WORK TO COMPLETE:
Lines that include the string "Internet" are the ones to copy from the entries below.

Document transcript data
BEGIN

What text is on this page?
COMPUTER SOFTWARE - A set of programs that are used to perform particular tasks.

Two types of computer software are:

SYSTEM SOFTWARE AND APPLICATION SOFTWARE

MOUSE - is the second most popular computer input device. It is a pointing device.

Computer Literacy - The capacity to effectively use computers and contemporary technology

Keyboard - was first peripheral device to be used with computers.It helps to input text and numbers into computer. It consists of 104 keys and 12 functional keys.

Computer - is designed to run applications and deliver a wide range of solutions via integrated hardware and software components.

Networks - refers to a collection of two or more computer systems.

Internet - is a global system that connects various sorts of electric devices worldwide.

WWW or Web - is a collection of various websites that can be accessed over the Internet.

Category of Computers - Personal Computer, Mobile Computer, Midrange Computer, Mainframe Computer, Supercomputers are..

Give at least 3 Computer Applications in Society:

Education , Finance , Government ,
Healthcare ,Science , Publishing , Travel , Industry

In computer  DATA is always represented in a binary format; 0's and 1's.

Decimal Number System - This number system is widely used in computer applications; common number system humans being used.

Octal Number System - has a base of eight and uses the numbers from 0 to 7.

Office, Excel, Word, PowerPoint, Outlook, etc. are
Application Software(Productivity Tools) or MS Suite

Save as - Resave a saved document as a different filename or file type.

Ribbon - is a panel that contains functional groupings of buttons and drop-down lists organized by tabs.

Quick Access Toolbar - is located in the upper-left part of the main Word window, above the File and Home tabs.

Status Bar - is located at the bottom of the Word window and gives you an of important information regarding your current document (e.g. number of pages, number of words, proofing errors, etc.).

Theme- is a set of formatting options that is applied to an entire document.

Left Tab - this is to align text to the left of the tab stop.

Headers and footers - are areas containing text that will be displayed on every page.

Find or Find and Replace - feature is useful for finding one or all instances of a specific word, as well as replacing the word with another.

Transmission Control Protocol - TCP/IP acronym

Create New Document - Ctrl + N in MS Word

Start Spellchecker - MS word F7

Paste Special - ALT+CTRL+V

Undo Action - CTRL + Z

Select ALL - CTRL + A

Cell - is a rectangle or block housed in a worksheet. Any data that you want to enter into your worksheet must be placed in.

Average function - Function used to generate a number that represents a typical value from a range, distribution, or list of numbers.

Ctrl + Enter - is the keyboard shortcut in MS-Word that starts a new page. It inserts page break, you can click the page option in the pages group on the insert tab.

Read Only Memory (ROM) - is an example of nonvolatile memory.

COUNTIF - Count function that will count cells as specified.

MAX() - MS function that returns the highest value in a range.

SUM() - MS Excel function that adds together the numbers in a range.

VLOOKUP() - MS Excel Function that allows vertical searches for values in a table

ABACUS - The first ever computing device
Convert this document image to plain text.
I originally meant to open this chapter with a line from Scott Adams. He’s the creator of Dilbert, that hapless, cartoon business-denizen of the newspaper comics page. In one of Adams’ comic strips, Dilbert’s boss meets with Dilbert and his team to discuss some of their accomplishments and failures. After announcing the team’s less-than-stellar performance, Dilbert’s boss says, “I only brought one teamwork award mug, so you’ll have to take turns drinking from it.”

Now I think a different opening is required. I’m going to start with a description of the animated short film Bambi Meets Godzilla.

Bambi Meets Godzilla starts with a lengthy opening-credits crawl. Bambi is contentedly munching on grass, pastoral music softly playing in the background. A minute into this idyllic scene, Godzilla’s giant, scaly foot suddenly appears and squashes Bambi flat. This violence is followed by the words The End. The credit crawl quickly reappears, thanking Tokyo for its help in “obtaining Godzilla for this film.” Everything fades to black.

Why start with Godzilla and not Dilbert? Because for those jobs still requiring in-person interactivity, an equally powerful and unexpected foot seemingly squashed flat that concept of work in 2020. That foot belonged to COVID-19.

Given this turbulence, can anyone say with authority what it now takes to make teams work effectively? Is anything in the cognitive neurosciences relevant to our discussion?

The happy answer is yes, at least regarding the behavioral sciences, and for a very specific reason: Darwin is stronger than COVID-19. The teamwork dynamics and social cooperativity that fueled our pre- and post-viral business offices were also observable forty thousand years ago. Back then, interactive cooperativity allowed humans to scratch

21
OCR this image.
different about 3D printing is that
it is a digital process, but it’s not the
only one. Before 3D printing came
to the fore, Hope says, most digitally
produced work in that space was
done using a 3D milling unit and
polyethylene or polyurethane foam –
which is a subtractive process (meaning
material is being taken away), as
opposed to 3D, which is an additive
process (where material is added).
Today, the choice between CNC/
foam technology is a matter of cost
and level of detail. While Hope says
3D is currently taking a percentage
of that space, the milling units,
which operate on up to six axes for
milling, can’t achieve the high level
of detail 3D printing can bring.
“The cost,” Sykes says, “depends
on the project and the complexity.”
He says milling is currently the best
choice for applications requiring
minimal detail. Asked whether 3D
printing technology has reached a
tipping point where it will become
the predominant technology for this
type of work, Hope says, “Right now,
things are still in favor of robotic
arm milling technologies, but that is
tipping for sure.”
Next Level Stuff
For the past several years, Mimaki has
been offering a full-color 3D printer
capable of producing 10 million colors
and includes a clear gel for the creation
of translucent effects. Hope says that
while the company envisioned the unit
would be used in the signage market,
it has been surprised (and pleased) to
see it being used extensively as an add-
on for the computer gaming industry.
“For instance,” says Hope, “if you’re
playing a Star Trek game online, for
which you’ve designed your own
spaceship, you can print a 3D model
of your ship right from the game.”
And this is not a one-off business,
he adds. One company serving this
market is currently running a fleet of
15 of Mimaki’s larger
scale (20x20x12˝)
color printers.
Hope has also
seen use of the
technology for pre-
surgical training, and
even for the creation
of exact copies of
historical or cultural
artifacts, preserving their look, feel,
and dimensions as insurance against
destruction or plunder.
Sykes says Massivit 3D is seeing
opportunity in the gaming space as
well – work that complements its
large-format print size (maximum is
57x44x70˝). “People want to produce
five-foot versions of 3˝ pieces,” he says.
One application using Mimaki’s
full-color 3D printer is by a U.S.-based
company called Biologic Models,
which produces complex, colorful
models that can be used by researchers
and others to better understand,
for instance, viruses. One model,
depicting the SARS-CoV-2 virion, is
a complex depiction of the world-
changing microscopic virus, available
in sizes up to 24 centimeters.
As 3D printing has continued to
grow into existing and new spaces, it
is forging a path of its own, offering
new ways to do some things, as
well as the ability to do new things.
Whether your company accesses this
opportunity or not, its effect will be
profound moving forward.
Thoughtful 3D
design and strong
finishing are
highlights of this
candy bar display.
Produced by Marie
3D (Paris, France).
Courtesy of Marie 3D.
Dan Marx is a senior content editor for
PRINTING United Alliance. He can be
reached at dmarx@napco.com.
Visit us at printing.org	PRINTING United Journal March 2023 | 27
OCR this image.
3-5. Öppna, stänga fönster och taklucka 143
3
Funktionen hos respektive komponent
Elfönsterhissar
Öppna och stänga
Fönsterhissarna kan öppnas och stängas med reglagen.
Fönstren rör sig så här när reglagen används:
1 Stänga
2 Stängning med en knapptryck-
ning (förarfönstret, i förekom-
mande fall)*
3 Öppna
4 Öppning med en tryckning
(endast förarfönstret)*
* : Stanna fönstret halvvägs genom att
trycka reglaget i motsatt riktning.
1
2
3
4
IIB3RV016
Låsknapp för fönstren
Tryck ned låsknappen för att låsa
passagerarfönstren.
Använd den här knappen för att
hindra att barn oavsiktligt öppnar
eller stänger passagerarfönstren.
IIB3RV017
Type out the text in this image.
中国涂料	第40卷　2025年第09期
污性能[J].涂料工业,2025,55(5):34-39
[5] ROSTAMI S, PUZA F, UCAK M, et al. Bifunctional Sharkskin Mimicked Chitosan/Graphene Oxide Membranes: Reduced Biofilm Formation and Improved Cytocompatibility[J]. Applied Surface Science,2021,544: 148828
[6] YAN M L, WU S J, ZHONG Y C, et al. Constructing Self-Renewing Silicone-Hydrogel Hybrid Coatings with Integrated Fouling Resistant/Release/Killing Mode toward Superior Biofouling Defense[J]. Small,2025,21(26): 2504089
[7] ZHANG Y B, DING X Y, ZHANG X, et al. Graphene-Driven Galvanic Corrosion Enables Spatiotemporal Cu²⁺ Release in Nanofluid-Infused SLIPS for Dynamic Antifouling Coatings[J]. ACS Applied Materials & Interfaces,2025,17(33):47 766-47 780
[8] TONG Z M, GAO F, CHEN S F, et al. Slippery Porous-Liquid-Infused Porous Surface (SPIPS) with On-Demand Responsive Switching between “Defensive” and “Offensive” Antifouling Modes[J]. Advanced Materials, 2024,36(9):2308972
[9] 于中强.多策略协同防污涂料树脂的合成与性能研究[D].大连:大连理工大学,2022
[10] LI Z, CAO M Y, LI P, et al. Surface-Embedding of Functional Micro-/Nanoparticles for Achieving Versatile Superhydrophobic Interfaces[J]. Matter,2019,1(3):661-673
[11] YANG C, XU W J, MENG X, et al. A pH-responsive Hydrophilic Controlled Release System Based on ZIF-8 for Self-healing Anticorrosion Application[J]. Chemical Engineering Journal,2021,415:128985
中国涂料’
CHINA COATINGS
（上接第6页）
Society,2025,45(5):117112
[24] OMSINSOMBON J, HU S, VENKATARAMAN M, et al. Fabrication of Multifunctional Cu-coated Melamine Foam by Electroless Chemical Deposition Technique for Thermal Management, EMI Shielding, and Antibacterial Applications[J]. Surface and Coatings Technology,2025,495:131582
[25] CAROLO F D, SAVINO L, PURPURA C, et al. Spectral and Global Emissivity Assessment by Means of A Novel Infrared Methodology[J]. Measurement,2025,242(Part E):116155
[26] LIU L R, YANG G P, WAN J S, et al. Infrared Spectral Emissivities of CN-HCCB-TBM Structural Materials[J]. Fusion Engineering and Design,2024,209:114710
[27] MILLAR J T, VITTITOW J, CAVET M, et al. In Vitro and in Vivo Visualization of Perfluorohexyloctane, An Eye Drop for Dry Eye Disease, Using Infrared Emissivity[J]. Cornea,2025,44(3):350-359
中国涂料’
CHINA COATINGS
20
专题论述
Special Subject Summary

END

WORKED SOLUTION:
Internet - is a global system that connects various sorts of electric devices worldwide.
WWW or Web - is a collection of various websites that can be accessed over the Internet.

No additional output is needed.